BEGIN LISTING

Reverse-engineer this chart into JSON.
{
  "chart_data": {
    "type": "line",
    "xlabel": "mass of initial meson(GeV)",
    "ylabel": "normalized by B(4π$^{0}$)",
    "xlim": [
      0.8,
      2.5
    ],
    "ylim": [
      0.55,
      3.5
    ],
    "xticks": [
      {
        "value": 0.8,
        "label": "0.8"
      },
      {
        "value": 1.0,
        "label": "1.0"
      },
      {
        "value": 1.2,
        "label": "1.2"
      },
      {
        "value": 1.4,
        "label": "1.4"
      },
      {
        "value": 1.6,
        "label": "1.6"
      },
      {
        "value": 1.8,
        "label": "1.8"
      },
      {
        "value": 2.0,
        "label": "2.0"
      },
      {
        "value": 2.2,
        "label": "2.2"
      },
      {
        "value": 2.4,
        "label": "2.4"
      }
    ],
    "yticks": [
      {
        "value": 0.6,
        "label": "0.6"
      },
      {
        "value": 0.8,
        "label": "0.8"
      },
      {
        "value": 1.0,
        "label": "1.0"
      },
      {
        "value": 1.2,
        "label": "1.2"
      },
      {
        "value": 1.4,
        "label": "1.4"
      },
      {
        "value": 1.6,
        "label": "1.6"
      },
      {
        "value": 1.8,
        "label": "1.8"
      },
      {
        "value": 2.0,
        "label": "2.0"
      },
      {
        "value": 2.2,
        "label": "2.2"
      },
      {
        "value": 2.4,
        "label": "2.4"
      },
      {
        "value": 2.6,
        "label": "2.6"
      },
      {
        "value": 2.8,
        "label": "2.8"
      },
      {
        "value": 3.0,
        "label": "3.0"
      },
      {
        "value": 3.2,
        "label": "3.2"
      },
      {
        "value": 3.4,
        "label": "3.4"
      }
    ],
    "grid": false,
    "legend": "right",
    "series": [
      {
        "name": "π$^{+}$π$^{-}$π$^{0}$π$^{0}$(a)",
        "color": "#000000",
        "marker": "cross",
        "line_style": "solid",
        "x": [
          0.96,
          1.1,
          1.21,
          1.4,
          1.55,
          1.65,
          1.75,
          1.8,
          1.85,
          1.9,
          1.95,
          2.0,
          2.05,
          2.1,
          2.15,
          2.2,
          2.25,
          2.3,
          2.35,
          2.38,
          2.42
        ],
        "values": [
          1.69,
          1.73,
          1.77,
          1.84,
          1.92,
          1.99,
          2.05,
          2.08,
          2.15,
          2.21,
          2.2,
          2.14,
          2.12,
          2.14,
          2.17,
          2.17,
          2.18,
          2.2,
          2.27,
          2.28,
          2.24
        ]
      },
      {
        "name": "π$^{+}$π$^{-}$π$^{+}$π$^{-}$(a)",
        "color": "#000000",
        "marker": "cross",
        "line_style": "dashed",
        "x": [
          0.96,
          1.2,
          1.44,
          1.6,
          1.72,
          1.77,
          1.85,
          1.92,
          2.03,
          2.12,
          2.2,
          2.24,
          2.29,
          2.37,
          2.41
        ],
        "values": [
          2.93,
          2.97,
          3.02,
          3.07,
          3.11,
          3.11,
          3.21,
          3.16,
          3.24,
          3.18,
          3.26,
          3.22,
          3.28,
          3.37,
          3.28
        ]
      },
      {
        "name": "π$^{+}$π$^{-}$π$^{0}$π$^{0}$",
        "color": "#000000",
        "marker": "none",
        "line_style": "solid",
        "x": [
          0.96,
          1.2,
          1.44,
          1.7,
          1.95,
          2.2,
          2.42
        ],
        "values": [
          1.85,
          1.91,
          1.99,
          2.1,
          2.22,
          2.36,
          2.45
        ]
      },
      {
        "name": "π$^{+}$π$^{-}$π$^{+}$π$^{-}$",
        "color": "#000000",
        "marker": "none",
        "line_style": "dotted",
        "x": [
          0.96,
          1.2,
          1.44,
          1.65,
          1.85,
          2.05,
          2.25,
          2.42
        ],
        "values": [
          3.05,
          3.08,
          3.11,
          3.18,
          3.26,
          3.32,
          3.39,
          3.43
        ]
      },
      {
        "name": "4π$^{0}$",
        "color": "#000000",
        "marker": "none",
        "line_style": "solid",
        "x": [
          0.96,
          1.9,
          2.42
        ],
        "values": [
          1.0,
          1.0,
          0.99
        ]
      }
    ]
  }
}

END LISTING

• **GIVEN REQUEST**
Copy out all of the records above with nothing altered.

• **REPLY TO THE EXERCISE**
Reverse-engineer this chart into JSON.
{
  "chart_data": {
    "type": "line",
    "xlabel": "mass of initial meson(GeV)",
    "ylabel": "normalized by B(4π$^{0}$)",
    "xlim": [
      0.8,
      2.5
    ],
    "ylim": [
      0.55,
      3.5
    ],
    "xticks": [
      {
        "value": 0.8,
        "label": "0.8"
      },
      {
        "value": 1.0,
        "label": "1.0"
      },
      {
        "value": 1.2,
        "label": "1.2"
      },
      {
        "value": 1.4,
        "label": "1.4"
      },
      {
        "value": 1.6,
        "label": "1.6"
      },
      {
        "value": 1.8,
        "label": "1.8"
      },
      {
        "value": 2.0,
        "label": "2.0"
      },
      {
        "value": 2.2,
        "label": "2.2"
      },
      {
        "value": 2.4,
        "label": "2.4"
      }
    ],
    "yticks": [
      {
        "value": 0.6,
        "label": "0.6"
      },
      {
        "value": 0.8,
        "label": "0.8"
      },
      {
        "value": 1.0,
        "label": "1.0"
      },
      {
        "value": 1.2,
        "label": "1.2"
      },
      {
        "value": 1.4,
        "label": "1.4"
      },
      {
        "value": 1.6,
        "label": "1.6"
      },
      {
        "value": 1.8,
        "label": "1.8"
      },
      {
        "value": 2.0,
        "label": "2.0"
      },
      {
        "value": 2.2,
        "label": "2.2"
      },
      {
        "value": 2.4,
        "label": "2.4"
      },
      {
        "value": 2.6,
        "label": "2.6"
      },
      {
        "value": 2.8,
        "label": "2.8"
      },
      {
        "value": 3.0,
        "label": "3.0"
      },
      {
        "value": 3.2,
        "label": "3.2"
      },
      {
        "value": 3.4,
        "label": "3.4"
      }
    ],
    "grid": false,
    "legend": "right",
    "series": [
      {
        "name": "π$^{+}$π$^{-}$π$^{0}$π$^{0}$(a)",
        "color": "#000000",
        "marker": "cross",
        "line_style": "solid",
        "x": [
          0.96,
          1.1,
          1.21,
          1.4,
          1.55,
          1.65,
          1.75,
          1.8,
          1.85,
          1.9,
          1.95,
          2.0,
          2.05,
          2.1,
          2.15,
          2.2,
          2.25,
          2.3,
          2.35,
          2.38,
          2.42
        ],
        "values": [
          1.69,
          1.73,
          1.77,
          1.84,
          1.92,
          1.99,
          2.05,
          2.08,
          2.15,
          2.21,
          2.2,
          2.14,
          2.12,
          2.14,
          2.17,
          2.17,
          2.18,
          2.2,
          2.27,
          2.28,
          2.24
        ]
      },
      {
        "name": "π$^{+}$π$^{-}$π$^{+}$π$^{-}$(a)",
        "color": "#000000",
        "marker": "cross",
        "line_style": "dashed",
        "x": [
          0.96,
          1.2,
          1.44,
          1.6,
          1.72,
          1.77,
          1.85,
          1.92,
          2.03,
          2.12,
          2.2,
          2.24,
          2.29,
          2.37,
          2.41
        ],
        "values": [
          2.93,
          2.97,
          3.02,
          3.07,
          3.11,
          3.11,
          3.21,
          3.16,
          3.24,
          3.18,
          3.26,
          3.22,
          3.28,
          3.37,
          3.28
        ]
      },
      {
        "name": "π$^{+}$π$^{-}$π$^{0}$π$^{0}$",
        "color": "#000000",
        "marker": "none",
        "line_style": "solid",
        "x": [
          0.96,
          1.2,
          1.44,
          1.7,
          1.95,
          2.2,
          2.42
        ],
        "values": [
          1.85,
          1.91,
          1.99,
          2.1,
          2.22,
          2.36,
          2.45
        ]
      },
      {
        "name": "π$^{+}$π$^{-}$π$^{+}$π$^{-}$",
        "color": "#000000",
        "marker": "none",
        "line_style": "dotted",
        "x": [
          0.96,
          1.2,
          1.44,
          1.65,
          1.85,
          2.05,
          2.25,
          2.42
        ],
        "values": [
          3.05,
          3.08,
          3.11,
          3.18,
          3.26,
          3.32,
          3.39,
          3.43
        ]
      },
      {
        "name": "4π$^{0}$",
        "color": "#000000",
        "marker": "none",
        "line_style": "solid",
        "x": [
          0.96,
          1.9,
          2.42
        ],
        "values": [
          1.0,
          1.0,
          0.99
        ]
      }
    ]
  }
}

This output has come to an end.